[BEGIN SUPPLIED ENTRIES]

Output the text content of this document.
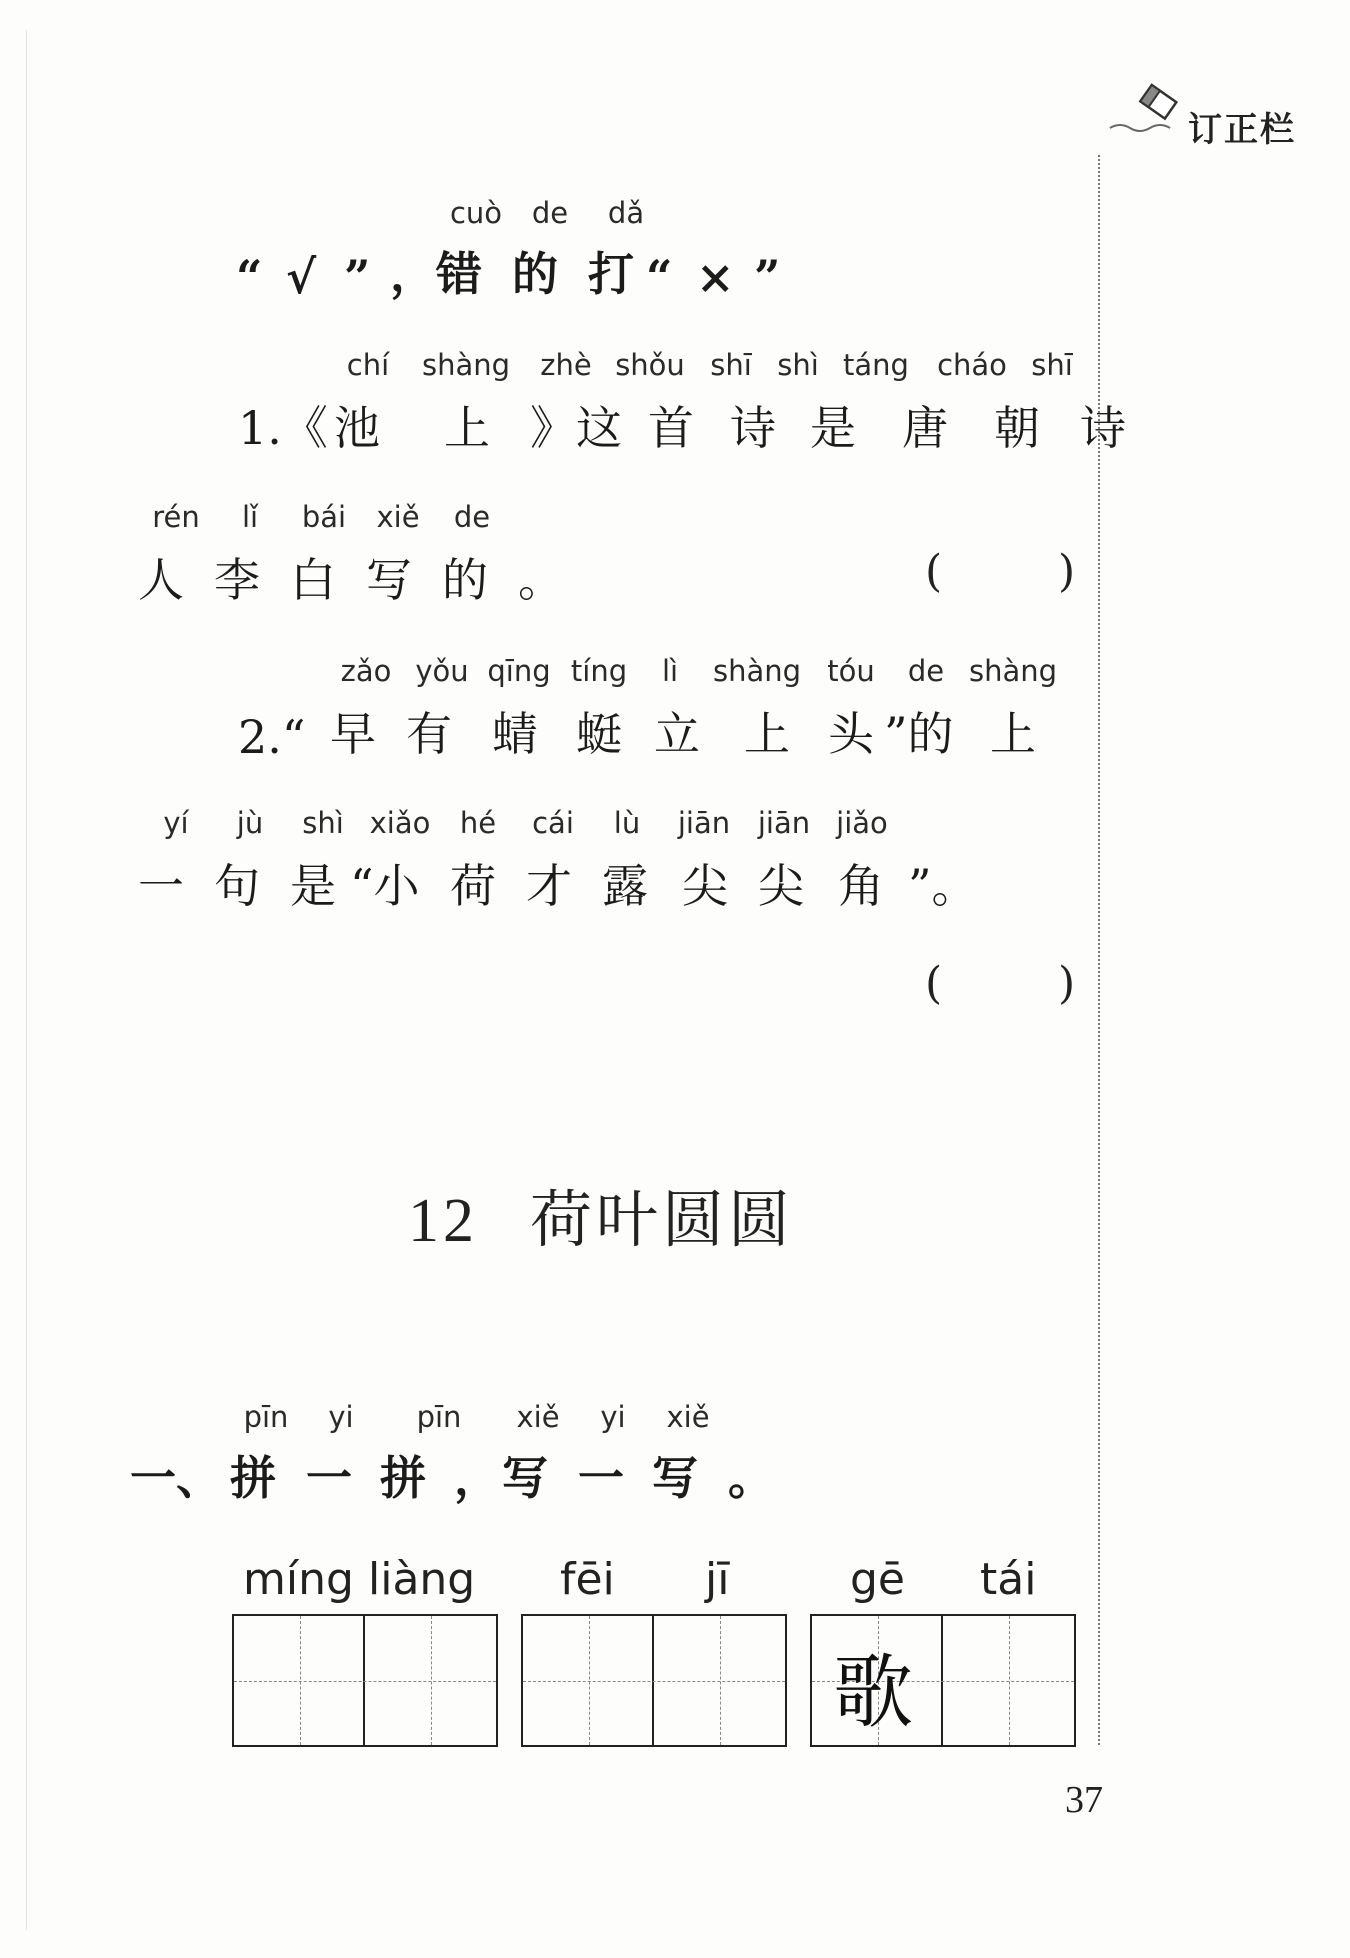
订正栏
cuò	de	dǎ
“ √ ” ， 错 的 打 “ × ”
chí	shàng	zhè shǒu shī shì táng cháo shī
1.《 池	上 》这 首 诗 是	唐	朝 诗
rén	lǐ	bái	xiě	de
人 李 白 写 的 。	(	)
zǎo yǒu qīng tíng	lì	shàng tóu	de shàng
2.“ 早 有 蜻 蜓 立 上 头 ”的 上
yí	jù	shì xiǎo	hé	cái	lù	jiān jiān jiǎo
一 句 是 “小 荷 才 露 尖 尖 角 ”。
(	)
12 荷叶圆圆
pīn	yi	pīn	xiě	yi	xiě
一、 拼 一 拼 ， 写 一 写 。
míng liàng fēi jī	gē tái
歌
37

[END SUPPLIED ENTRIES]

_SHORT TASK:_
Retype the listing exactly. Pictures do not belong in the copy.

_RESPONSE:_
Output the text content of this document.
订正栏
cuò	de	dǎ
“ √ ” ， 错 的 打 “ × ”
chí	shàng	zhè shǒu shī shì táng cháo shī
1.《 池	上 》这 首 诗 是	唐	朝 诗
rén	lǐ	bái	xiě	de
人 李 白 写 的 。	(	)
zǎo yǒu qīng tíng	lì	shàng tóu	de shàng
2.“ 早 有 蜻 蜓 立 上 头 ”的 上
yí	jù	shì xiǎo	hé	cái	lù	jiān jiān jiǎo
一 句 是 “小 荷 才 露 尖 尖 角 ”。
(	)
12 荷叶圆圆
pīn	yi	pīn	xiě	yi	xiě
一、 拼 一 拼 ， 写 一 写 。
míng liàng fēi jī	gē tái
歌
37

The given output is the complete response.